For every line in the records that has the word "marker", make a copy.
╭──
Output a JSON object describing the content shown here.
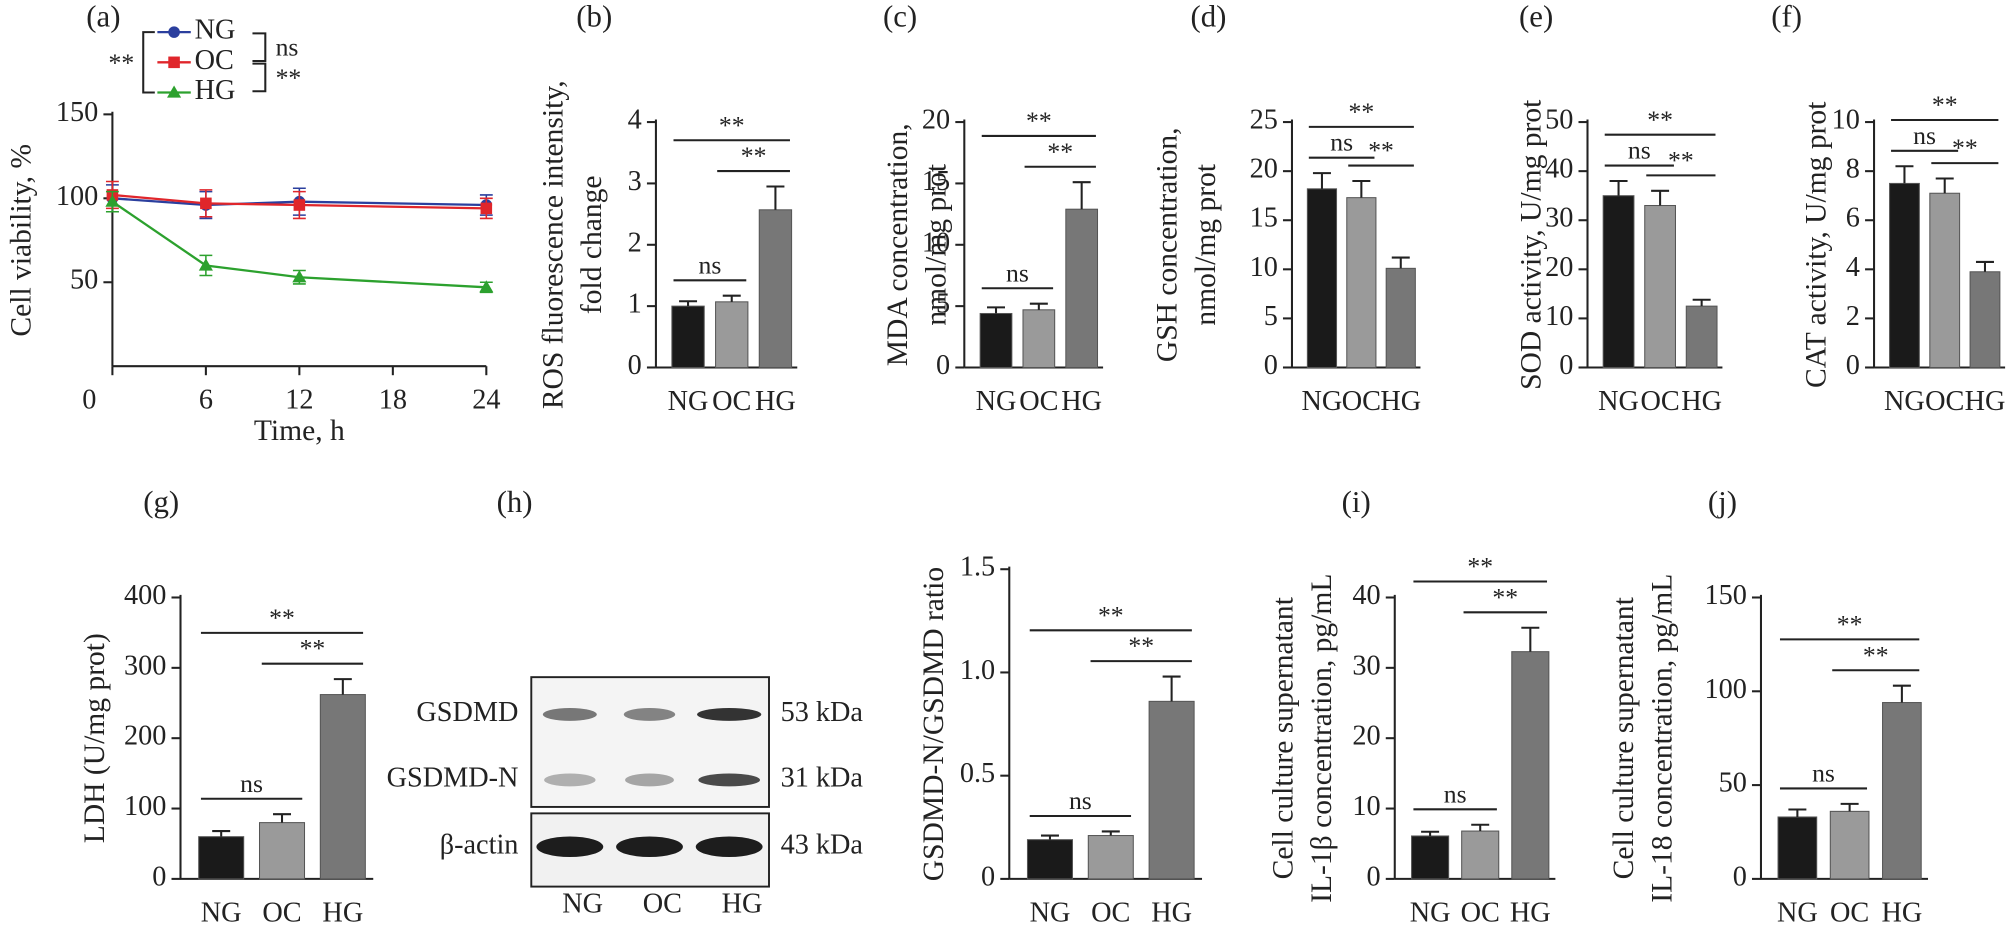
{
  "chart_data": [
    {
      "type": "line",
      "panel": "(a)",
      "ylabel": [
        "Cell viability, %"
      ],
      "xlabel": "Time, h",
      "x": [
        0,
        6,
        12,
        24
      ],
      "xlim": [
        0,
        24
      ],
      "xticks": [
        0,
        6,
        12,
        18,
        24
      ],
      "ylim": [
        0,
        150
      ],
      "yticks": [
        50,
        100,
        150
      ],
      "series": [
        {
          "name": "NG",
          "color": "#2b3f9e",
          "marker": "circle",
          "values": [
            100,
            96,
            98,
            96
          ],
          "errors": [
            8,
            8,
            8,
            6
          ]
        },
        {
          "name": "OC",
          "color": "#e0262b",
          "marker": "square",
          "values": [
            102,
            97,
            96,
            94
          ],
          "errors": [
            8,
            8,
            8,
            6
          ]
        },
        {
          "name": "HG",
          "color": "#2ca12e",
          "marker": "triangle",
          "values": [
            98,
            60,
            53,
            47
          ],
          "errors": [
            6,
            6,
            4,
            3
          ]
        }
      ],
      "significance": [
        {
          "label": "ns",
          "pair": [
            "NG",
            "OC"
          ]
        },
        {
          "label": "**",
          "pair": [
            "OC",
            "HG"
          ]
        },
        {
          "label": "**",
          "pair": [
            "NG",
            "HG"
          ]
        }
      ]
    },
    {
      "type": "bar",
      "panel": "(b)",
      "ylabel": [
        "ROS fluorescence intensity,",
        "fold change"
      ],
      "categories": [
        "NG",
        "OC",
        "HG"
      ],
      "colors": [
        "#1a1a1a",
        "#9a9a9a",
        "#777777"
      ],
      "values": [
        1.0,
        1.07,
        2.57
      ],
      "errors": [
        0.08,
        0.1,
        0.38
      ],
      "ylim": [
        0,
        4
      ],
      "yticks": [
        0,
        1,
        2,
        3,
        4
      ],
      "significance": [
        {
          "label": "ns",
          "pair": [
            "NG",
            "OC"
          ]
        },
        {
          "label": "**",
          "pair": [
            "OC",
            "HG"
          ]
        },
        {
          "label": "**",
          "pair": [
            "NG",
            "HG"
          ]
        }
      ]
    },
    {
      "type": "bar",
      "panel": "(c)",
      "ylabel": [
        "MDA concentration,",
        "nmol/mg prot"
      ],
      "categories": [
        "NG",
        "OC",
        "HG"
      ],
      "colors": [
        "#1a1a1a",
        "#9a9a9a",
        "#777777"
      ],
      "values": [
        4.4,
        4.7,
        12.9
      ],
      "errors": [
        0.5,
        0.5,
        2.2
      ],
      "ylim": [
        0,
        20
      ],
      "yticks": [
        0,
        5,
        10,
        15,
        20
      ],
      "significance": [
        {
          "label": "ns",
          "pair": [
            "NG",
            "OC"
          ]
        },
        {
          "label": "**",
          "pair": [
            "OC",
            "HG"
          ]
        },
        {
          "label": "**",
          "pair": [
            "NG",
            "HG"
          ]
        }
      ]
    },
    {
      "type": "bar",
      "panel": "(d)",
      "ylabel": [
        "GSH concentration,",
        "nmol/mg prot"
      ],
      "categories": [
        "NG",
        "OC",
        "HG"
      ],
      "colors": [
        "#1a1a1a",
        "#9a9a9a",
        "#777777"
      ],
      "values": [
        18.2,
        17.3,
        10.1
      ],
      "errors": [
        1.6,
        1.7,
        1.1
      ],
      "ylim": [
        0,
        25
      ],
      "yticks": [
        0,
        5,
        10,
        15,
        20,
        25
      ],
      "significance": [
        {
          "label": "ns",
          "pair": [
            "NG",
            "OC"
          ]
        },
        {
          "label": "**",
          "pair": [
            "OC",
            "HG"
          ]
        },
        {
          "label": "**",
          "pair": [
            "NG",
            "HG"
          ]
        }
      ]
    },
    {
      "type": "bar",
      "panel": "(e)",
      "ylabel": [
        "SOD activity, U/mg prot"
      ],
      "categories": [
        "NG",
        "OC",
        "HG"
      ],
      "colors": [
        "#1a1a1a",
        "#9a9a9a",
        "#777777"
      ],
      "values": [
        35,
        33,
        12.5
      ],
      "errors": [
        3,
        3,
        1.3
      ],
      "ylim": [
        0,
        50
      ],
      "yticks": [
        0,
        10,
        20,
        30,
        40,
        50
      ],
      "significance": [
        {
          "label": "ns",
          "pair": [
            "NG",
            "OC"
          ]
        },
        {
          "label": "**",
          "pair": [
            "OC",
            "HG"
          ]
        },
        {
          "label": "**",
          "pair": [
            "NG",
            "HG"
          ]
        }
      ]
    },
    {
      "type": "bar",
      "panel": "(f)",
      "ylabel": [
        "CAT activity, U/mg prot"
      ],
      "categories": [
        "NG",
        "OC",
        "HG"
      ],
      "colors": [
        "#1a1a1a",
        "#9a9a9a",
        "#777777"
      ],
      "values": [
        7.5,
        7.1,
        3.9
      ],
      "errors": [
        0.7,
        0.6,
        0.4
      ],
      "ylim": [
        0,
        10
      ],
      "yticks": [
        0,
        2,
        4,
        6,
        8,
        10
      ],
      "significance": [
        {
          "label": "ns",
          "pair": [
            "NG",
            "OC"
          ]
        },
        {
          "label": "**",
          "pair": [
            "OC",
            "HG"
          ]
        },
        {
          "label": "**",
          "pair": [
            "NG",
            "HG"
          ]
        }
      ]
    },
    {
      "type": "bar",
      "panel": "(g)",
      "ylabel": [
        "LDH (U/mg prot)"
      ],
      "categories": [
        "NG",
        "OC",
        "HG"
      ],
      "colors": [
        "#1a1a1a",
        "#9a9a9a",
        "#777777"
      ],
      "values": [
        60,
        80,
        262
      ],
      "errors": [
        8,
        12,
        22
      ],
      "ylim": [
        0,
        400
      ],
      "yticks": [
        0,
        100,
        200,
        300,
        400
      ],
      "significance": [
        {
          "label": "ns",
          "pair": [
            "NG",
            "OC"
          ]
        },
        {
          "label": "**",
          "pair": [
            "OC",
            "HG"
          ]
        },
        {
          "label": "**",
          "pair": [
            "NG",
            "HG"
          ]
        }
      ]
    },
    {
      "type": "bar",
      "panel": "(h)",
      "ylabel": [
        "GSDMD-N/GSDMD ratio"
      ],
      "blot_bands": [
        "GSDMD",
        "GSDMD-N",
        "β-actin"
      ],
      "blot_sizes": [
        "53 kDa",
        "31 kDa",
        "43 kDa"
      ],
      "blot_lanes": [
        "NG",
        "OC",
        "HG"
      ],
      "categories": [
        "NG",
        "OC",
        "HG"
      ],
      "colors": [
        "#1a1a1a",
        "#9a9a9a",
        "#777777"
      ],
      "values": [
        0.19,
        0.21,
        0.86
      ],
      "errors": [
        0.02,
        0.02,
        0.12
      ],
      "ylim": [
        0,
        1.5
      ],
      "yticks": [
        0,
        0.5,
        {
          "value": 1,
          "label": "1.0"
        },
        1.5
      ],
      "significance": [
        {
          "label": "ns",
          "pair": [
            "NG",
            "OC"
          ]
        },
        {
          "label": "**",
          "pair": [
            "OC",
            "HG"
          ]
        },
        {
          "label": "**",
          "pair": [
            "NG",
            "HG"
          ]
        }
      ]
    },
    {
      "type": "bar",
      "panel": "(i)",
      "ylabel": [
        "Cell culture supernatant",
        "IL-1β concentration, pg/mL"
      ],
      "categories": [
        "NG",
        "OC",
        "HG"
      ],
      "colors": [
        "#1a1a1a",
        "#9a9a9a",
        "#777777"
      ],
      "values": [
        6.1,
        6.8,
        32.3
      ],
      "errors": [
        0.6,
        0.9,
        3.4
      ],
      "ylim": [
        0,
        40
      ],
      "yticks": [
        0,
        10,
        20,
        30,
        40
      ],
      "significance": [
        {
          "label": "ns",
          "pair": [
            "NG",
            "OC"
          ]
        },
        {
          "label": "**",
          "pair": [
            "OC",
            "HG"
          ]
        },
        {
          "label": "**",
          "pair": [
            "NG",
            "HG"
          ]
        }
      ]
    },
    {
      "type": "bar",
      "panel": "(j)",
      "ylabel": [
        "Cell culture supernatant",
        "IL-18 concentration, pg/mL"
      ],
      "categories": [
        "NG",
        "OC",
        "HG"
      ],
      "colors": [
        "#1a1a1a",
        "#9a9a9a",
        "#777777"
      ],
      "values": [
        33,
        36,
        94
      ],
      "errors": [
        4,
        4,
        9
      ],
      "ylim": [
        0,
        150
      ],
      "yticks": [
        0,
        50,
        100,
        150
      ],
      "significance": [
        {
          "label": "ns",
          "pair": [
            "NG",
            "OC"
          ]
        },
        {
          "label": "**",
          "pair": [
            "OC",
            "HG"
          ]
        },
        {
          "label": "**",
          "pair": [
            "NG",
            "HG"
          ]
        }
      ]
    }
  ]
}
╰──
**Task output**
          "marker": "circle",
          "marker": "square",
          "marker": "triangle",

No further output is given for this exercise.